[Data extracted from a collection]
+===+

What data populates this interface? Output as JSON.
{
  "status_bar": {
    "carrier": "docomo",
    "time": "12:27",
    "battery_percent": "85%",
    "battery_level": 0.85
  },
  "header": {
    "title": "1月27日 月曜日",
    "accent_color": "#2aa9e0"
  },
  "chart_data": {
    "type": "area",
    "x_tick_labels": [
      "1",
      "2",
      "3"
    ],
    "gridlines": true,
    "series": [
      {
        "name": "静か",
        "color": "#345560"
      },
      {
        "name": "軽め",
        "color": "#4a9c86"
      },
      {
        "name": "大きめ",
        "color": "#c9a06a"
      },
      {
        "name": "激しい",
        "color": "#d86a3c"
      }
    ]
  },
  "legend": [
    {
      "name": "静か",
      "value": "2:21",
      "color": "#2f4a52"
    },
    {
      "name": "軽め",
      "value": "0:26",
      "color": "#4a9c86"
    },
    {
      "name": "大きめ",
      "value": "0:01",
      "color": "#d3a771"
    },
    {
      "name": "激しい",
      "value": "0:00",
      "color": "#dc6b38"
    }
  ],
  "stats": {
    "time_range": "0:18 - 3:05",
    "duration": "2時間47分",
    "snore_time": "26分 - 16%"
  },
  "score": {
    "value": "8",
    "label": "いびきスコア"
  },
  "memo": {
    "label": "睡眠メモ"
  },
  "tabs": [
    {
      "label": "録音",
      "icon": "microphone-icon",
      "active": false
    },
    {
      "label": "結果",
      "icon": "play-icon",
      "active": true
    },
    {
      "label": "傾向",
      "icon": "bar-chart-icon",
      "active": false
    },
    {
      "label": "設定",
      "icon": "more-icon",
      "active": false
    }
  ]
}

+===+

Task to complete: In the entries above, find every line with the word "icon" and list it.

The answer:
      "icon": "microphone-icon",
      "icon": "play-icon",
      "icon": "bar-chart-icon",
      "icon": "more-icon",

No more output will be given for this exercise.